(Stored data)
==============================

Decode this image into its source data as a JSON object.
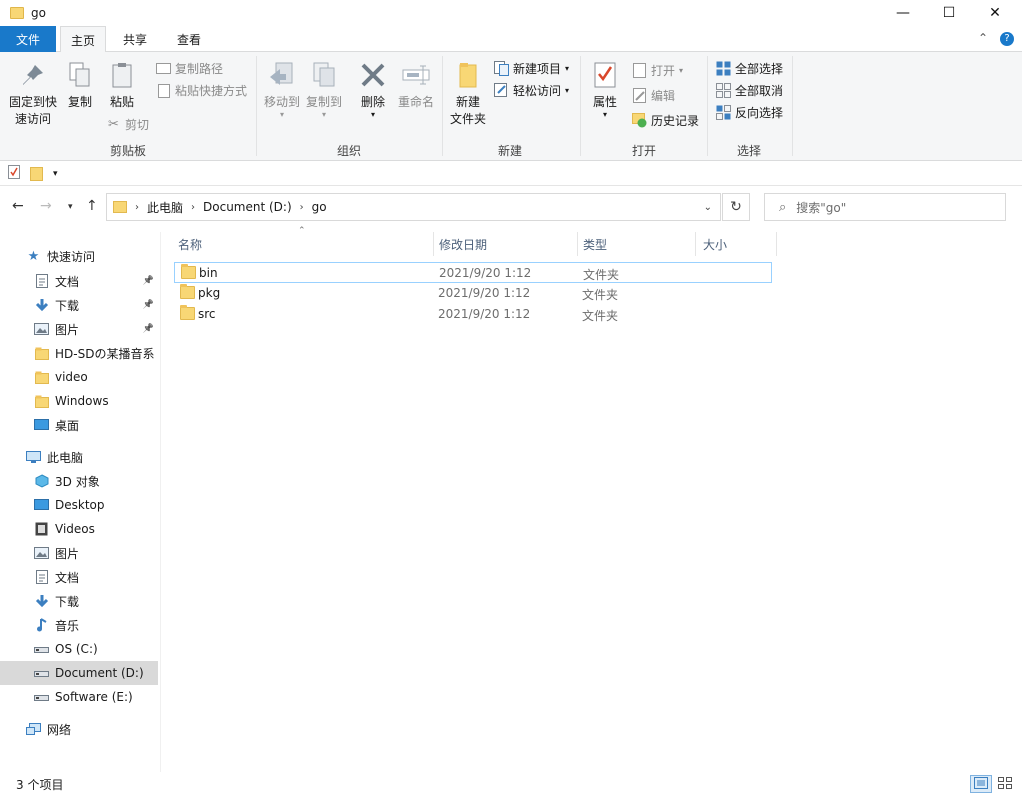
{
  "window": {
    "title": "go",
    "minimize": "—",
    "maximize": "☐",
    "close": "✕"
  },
  "tabs": {
    "file": "文件",
    "home": "主页",
    "share": "共享",
    "view": "查看",
    "collapse": "⌃",
    "help": "?"
  },
  "ribbon": {
    "clipboard": {
      "label": "剪贴板",
      "pin_line1": "固定到快",
      "pin_line2": "速访问",
      "copy": "复制",
      "paste": "粘贴",
      "copy_path": "复制路径",
      "paste_shortcut": "粘贴快捷方式",
      "cut": "剪切"
    },
    "organize": {
      "label": "组织",
      "move_to": "移动到",
      "copy_to": "复制到",
      "delete": "删除",
      "rename": "重命名"
    },
    "new": {
      "label": "新建",
      "new_folder_line1": "新建",
      "new_folder_line2": "文件夹",
      "new_item": "新建项目",
      "easy_access": "轻松访问"
    },
    "open": {
      "label": "打开",
      "properties": "属性",
      "open": "打开",
      "edit": "编辑",
      "history": "历史记录"
    },
    "select": {
      "label": "选择",
      "select_all": "全部选择",
      "select_none": "全部取消",
      "invert": "反向选择"
    }
  },
  "address": {
    "crumbs": [
      "此电脑",
      "Document (D:)",
      "go"
    ],
    "search_placeholder": "搜索\"go\""
  },
  "nav": {
    "quick_access": "快速访问",
    "quick_items": [
      {
        "label": "文档",
        "icon": "document-icon",
        "pinned": true
      },
      {
        "label": "下载",
        "icon": "download-icon",
        "pinned": true
      },
      {
        "label": "图片",
        "icon": "picture-icon",
        "pinned": true
      },
      {
        "label": "HD-SDの某播音系",
        "icon": "folder-icon",
        "pinned": false
      },
      {
        "label": "video",
        "icon": "folder-icon",
        "pinned": false
      },
      {
        "label": "Windows",
        "icon": "folder-icon",
        "pinned": false
      },
      {
        "label": "桌面",
        "icon": "desktop-icon",
        "pinned": false
      }
    ],
    "this_pc": "此电脑",
    "pc_items": [
      {
        "label": "3D 对象",
        "icon": "3d-objects-icon"
      },
      {
        "label": "Desktop",
        "icon": "desktop-icon"
      },
      {
        "label": "Videos",
        "icon": "videos-icon"
      },
      {
        "label": "图片",
        "icon": "picture-icon"
      },
      {
        "label": "文档",
        "icon": "document-icon"
      },
      {
        "label": "下载",
        "icon": "download-icon"
      },
      {
        "label": "音乐",
        "icon": "music-icon"
      },
      {
        "label": "OS (C:)",
        "icon": "drive-icon"
      },
      {
        "label": "Document (D:)",
        "icon": "drive-icon",
        "selected": true
      },
      {
        "label": "Software (E:)",
        "icon": "drive-icon"
      }
    ],
    "network": "网络"
  },
  "columns": {
    "name": "名称",
    "modified": "修改日期",
    "type": "类型",
    "size": "大小"
  },
  "files": [
    {
      "name": "bin",
      "modified": "2021/9/20 1:12",
      "type": "文件夹",
      "size": ""
    },
    {
      "name": "pkg",
      "modified": "2021/9/20 1:12",
      "type": "文件夹",
      "size": ""
    },
    {
      "name": "src",
      "modified": "2021/9/20 1:12",
      "type": "文件夹",
      "size": ""
    }
  ],
  "status": {
    "count": "3 个项目"
  },
  "colors": {
    "accent": "#1979ca",
    "folder": "#f8d775",
    "ribbon_bg": "#f5f6f7",
    "selected_nav": "#d9d9d9",
    "focus_border": "#99d1ff"
  }
}
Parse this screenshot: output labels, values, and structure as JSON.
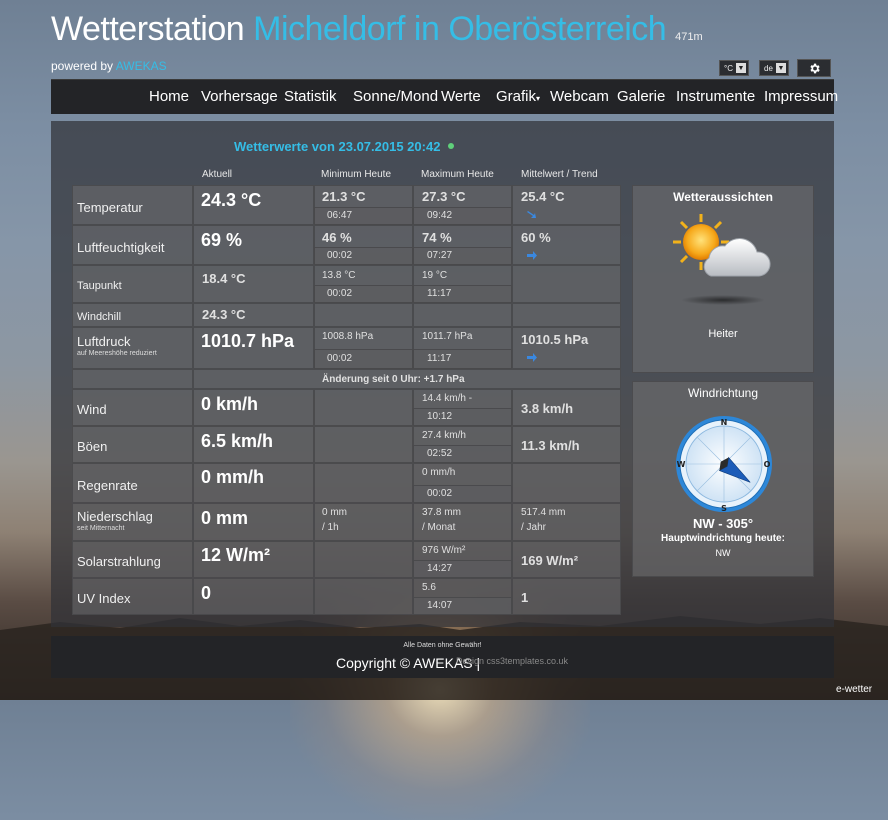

==============================

Reproduce the full listing faithfully, but do not carry over any pictures.

▶ [Exercise answer]:
Decode this image into its source data as a JSON object.
{
  "window": {
    "title": "go",
    "minimize": "—",
    "maximize": "☐",
    "close": "✕"
  },
  "tabs": {
    "file": "文件",
    "home": "主页",
    "share": "共享",
    "view": "查看",
    "collapse": "⌃",
    "help": "?"
  },
  "ribbon": {
    "clipboard": {
      "label": "剪贴板",
      "pin_line1": "固定到快",
      "pin_line2": "速访问",
      "copy": "复制",
      "paste": "粘贴",
      "copy_path": "复制路径",
      "paste_shortcut": "粘贴快捷方式",
      "cut": "剪切"
    },
    "organize": {
      "label": "组织",
      "move_to": "移动到",
      "copy_to": "复制到",
      "delete": "删除",
      "rename": "重命名"
    },
    "new": {
      "label": "新建",
      "new_folder_line1": "新建",
      "new_folder_line2": "文件夹",
      "new_item": "新建项目",
      "easy_access": "轻松访问"
    },
    "open": {
      "label": "打开",
      "properties": "属性",
      "open": "打开",
      "edit": "编辑",
      "history": "历史记录"
    },
    "select": {
      "label": "选择",
      "select_all": "全部选择",
      "select_none": "全部取消",
      "invert": "反向选择"
    }
  },
  "address": {
    "crumbs": [
      "此电脑",
      "Document (D:)",
      "go"
    ],
    "search_placeholder": "搜索\"go\""
  },
  "nav": {
    "quick_access": "快速访问",
    "quick_items": [
      {
        "label": "文档",
        "icon": "document-icon",
        "pinned": true
      },
      {
        "label": "下载",
        "icon": "download-icon",
        "pinned": true
      },
      {
        "label": "图片",
        "icon": "picture-icon",
        "pinned": true
      },
      {
        "label": "HD-SDの某播音系",
        "icon": "folder-icon",
        "pinned": false
      },
      {
        "label": "video",
        "icon": "folder-icon",
        "pinned": false
      },
      {
        "label": "Windows",
        "icon": "folder-icon",
        "pinned": false
      },
      {
        "label": "桌面",
        "icon": "desktop-icon",
        "pinned": false
      }
    ],
    "this_pc": "此电脑",
    "pc_items": [
      {
        "label": "3D 对象",
        "icon": "3d-objects-icon"
      },
      {
        "label": "Desktop",
        "icon": "desktop-icon"
      },
      {
        "label": "Videos",
        "icon": "videos-icon"
      },
      {
        "label": "图片",
        "icon": "picture-icon"
      },
      {
        "label": "文档",
        "icon": "document-icon"
      },
      {
        "label": "下载",
        "icon": "download-icon"
      },
      {
        "label": "音乐",
        "icon": "music-icon"
      },
      {
        "label": "OS (C:)",
        "icon": "drive-icon"
      },
      {
        "label": "Document (D:)",
        "icon": "drive-icon",
        "selected": true
      },
      {
        "label": "Software (E:)",
        "icon": "drive-icon"
      }
    ],
    "network": "网络"
  },
  "columns": {
    "name": "名称",
    "modified": "修改日期",
    "type": "类型",
    "size": "大小"
  },
  "files": [
    {
      "name": "bin",
      "modified": "2021/9/20 1:12",
      "type": "文件夹",
      "size": ""
    },
    {
      "name": "pkg",
      "modified": "2021/9/20 1:12",
      "type": "文件夹",
      "size": ""
    },
    {
      "name": "src",
      "modified": "2021/9/20 1:12",
      "type": "文件夹",
      "size": ""
    }
  ],
  "status": {
    "count": "3 个项目"
  },
  "colors": {
    "accent": "#1979ca",
    "folder": "#f8d775",
    "ribbon_bg": "#f5f6f7",
    "selected_nav": "#d9d9d9",
    "focus_border": "#99d1ff"
  }
}
Parse this screenshot: output labels, values, and structure as JSON.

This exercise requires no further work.